Report each line below that carries the word "negativi".

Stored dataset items
════════════════════

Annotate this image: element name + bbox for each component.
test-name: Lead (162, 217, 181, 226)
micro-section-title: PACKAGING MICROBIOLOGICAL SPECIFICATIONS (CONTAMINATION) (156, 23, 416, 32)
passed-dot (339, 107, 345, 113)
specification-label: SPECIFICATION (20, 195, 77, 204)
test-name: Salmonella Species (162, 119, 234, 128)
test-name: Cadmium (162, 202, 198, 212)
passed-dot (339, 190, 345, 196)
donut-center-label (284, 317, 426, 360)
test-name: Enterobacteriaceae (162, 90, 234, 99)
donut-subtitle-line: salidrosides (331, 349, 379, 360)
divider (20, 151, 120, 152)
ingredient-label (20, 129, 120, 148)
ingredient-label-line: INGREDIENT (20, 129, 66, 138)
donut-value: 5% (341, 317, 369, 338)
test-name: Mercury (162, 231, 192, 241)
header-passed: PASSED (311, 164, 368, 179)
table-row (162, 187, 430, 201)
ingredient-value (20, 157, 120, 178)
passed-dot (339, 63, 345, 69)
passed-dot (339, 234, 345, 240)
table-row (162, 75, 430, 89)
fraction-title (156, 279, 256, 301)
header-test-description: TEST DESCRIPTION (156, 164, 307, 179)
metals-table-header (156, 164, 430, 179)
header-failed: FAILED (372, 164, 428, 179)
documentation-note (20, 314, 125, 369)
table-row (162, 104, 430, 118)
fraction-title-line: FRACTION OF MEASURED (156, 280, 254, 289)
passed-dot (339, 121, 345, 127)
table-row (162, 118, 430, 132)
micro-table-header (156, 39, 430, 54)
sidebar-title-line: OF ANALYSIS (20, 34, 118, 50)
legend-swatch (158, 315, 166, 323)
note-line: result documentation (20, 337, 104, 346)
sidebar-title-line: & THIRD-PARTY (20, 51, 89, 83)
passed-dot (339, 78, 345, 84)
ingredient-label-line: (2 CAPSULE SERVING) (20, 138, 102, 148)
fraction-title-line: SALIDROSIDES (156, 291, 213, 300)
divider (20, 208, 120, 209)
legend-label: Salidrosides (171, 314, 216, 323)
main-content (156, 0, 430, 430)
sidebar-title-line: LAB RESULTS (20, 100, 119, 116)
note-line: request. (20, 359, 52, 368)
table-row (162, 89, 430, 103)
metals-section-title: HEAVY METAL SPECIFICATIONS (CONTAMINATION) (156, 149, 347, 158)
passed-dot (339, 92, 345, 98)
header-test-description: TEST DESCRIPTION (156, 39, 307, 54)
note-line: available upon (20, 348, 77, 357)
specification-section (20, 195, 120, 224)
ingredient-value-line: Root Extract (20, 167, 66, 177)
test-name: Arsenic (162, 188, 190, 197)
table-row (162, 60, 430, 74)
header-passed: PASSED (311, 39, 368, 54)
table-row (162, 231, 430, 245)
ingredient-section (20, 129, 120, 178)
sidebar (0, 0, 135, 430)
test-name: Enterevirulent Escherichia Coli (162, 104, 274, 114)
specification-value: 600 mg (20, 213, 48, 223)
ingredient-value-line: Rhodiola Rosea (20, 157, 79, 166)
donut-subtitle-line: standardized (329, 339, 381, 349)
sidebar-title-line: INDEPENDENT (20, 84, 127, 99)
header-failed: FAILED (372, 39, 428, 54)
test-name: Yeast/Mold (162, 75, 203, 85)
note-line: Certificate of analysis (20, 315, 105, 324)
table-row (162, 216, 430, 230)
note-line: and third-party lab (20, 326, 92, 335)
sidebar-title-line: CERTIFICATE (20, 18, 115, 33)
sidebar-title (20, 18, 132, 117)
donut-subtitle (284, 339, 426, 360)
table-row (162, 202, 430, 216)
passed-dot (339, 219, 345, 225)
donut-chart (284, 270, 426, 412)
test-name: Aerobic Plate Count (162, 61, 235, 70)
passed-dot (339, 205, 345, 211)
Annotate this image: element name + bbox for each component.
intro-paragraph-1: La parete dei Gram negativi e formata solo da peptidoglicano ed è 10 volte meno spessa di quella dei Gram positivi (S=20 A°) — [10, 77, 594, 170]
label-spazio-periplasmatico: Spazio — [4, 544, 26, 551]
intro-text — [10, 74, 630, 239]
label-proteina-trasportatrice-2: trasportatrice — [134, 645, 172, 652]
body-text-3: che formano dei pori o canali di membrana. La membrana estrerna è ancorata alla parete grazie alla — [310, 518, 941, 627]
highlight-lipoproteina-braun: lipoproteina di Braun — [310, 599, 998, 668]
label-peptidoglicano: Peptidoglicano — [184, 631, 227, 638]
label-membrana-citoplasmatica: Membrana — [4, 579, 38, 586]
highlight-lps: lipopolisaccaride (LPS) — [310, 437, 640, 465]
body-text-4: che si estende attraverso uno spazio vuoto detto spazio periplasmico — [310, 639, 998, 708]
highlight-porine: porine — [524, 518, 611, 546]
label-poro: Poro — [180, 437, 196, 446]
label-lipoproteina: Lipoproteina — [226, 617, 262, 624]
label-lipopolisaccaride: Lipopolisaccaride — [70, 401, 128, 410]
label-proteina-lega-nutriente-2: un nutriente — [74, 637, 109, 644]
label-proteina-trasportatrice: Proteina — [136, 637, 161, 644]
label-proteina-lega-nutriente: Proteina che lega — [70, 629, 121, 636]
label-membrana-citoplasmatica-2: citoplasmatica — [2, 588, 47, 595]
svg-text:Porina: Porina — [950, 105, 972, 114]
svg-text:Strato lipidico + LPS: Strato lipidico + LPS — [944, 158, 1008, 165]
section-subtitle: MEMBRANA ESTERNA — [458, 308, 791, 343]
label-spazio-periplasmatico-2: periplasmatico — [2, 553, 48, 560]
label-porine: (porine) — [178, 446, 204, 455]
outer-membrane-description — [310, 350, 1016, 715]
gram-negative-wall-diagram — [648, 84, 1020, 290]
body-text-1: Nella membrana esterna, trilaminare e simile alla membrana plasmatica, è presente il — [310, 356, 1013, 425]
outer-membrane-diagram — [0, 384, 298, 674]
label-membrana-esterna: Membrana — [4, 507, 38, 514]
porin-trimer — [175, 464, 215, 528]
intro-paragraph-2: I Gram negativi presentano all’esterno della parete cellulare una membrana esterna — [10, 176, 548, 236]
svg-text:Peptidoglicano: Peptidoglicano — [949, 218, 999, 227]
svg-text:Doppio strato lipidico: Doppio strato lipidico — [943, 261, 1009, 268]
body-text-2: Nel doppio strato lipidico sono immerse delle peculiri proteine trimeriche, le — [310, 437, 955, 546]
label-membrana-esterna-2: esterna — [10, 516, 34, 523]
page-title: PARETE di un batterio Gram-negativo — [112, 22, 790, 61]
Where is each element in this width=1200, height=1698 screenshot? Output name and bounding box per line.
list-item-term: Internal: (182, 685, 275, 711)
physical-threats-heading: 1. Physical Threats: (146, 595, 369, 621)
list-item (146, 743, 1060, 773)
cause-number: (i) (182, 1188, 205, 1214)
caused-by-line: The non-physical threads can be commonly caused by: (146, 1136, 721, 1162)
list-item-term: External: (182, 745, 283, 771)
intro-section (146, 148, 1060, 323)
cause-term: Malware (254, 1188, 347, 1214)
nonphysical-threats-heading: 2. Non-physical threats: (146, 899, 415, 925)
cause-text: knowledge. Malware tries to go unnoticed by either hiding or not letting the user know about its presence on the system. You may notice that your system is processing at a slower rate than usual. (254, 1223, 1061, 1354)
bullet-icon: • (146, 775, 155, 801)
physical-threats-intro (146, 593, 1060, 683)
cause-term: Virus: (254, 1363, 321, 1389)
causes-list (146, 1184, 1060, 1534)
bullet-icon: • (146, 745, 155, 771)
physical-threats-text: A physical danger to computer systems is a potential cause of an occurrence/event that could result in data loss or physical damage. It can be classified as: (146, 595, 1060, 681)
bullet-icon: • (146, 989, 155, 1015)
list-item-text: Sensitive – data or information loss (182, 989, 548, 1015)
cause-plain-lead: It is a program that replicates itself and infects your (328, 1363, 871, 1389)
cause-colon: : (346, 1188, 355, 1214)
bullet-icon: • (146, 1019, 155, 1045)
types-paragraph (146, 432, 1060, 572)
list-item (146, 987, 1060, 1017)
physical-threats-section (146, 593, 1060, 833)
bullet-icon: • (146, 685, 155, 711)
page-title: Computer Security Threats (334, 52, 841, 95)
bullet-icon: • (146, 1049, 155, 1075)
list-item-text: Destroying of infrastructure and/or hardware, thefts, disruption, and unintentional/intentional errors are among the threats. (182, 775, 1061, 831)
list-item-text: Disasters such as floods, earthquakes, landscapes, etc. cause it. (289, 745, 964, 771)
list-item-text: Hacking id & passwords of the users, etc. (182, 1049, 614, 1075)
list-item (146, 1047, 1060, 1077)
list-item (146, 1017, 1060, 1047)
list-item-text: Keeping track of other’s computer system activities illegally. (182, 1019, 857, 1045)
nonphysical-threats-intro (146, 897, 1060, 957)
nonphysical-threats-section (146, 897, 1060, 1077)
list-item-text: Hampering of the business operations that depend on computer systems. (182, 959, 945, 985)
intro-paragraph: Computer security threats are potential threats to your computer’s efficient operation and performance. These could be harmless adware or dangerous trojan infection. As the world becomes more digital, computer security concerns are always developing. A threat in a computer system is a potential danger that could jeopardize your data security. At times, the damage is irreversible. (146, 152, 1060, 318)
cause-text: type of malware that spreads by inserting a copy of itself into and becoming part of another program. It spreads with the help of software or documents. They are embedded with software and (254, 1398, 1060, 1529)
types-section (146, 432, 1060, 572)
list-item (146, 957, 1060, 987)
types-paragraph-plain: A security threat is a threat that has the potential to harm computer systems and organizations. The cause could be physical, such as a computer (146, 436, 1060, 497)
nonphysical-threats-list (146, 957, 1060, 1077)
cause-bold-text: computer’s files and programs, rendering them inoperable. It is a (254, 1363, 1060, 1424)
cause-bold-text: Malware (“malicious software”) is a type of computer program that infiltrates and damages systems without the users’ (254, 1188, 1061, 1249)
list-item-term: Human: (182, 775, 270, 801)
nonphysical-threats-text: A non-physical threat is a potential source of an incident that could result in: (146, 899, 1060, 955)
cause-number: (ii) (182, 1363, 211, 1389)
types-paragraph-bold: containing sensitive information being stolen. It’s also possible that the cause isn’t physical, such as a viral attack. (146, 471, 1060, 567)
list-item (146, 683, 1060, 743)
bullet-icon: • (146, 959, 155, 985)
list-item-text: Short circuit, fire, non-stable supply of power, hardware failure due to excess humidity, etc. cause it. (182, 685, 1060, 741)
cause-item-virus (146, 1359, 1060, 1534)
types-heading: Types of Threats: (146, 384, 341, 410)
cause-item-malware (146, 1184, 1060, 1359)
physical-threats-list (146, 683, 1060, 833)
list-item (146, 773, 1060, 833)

════════════════════

Exercise result:
intro-paragraph-1: La parete dei Gram negativi e formata solo da peptidoglicano ed è 10 volte meno spessa di quella dei Gram positivi (S=20 A°) — [10, 77, 594, 170]
intro-paragraph-2: I Gram negativi presentano all’esterno della parete cellulare una membrana esterna — [10, 176, 548, 236]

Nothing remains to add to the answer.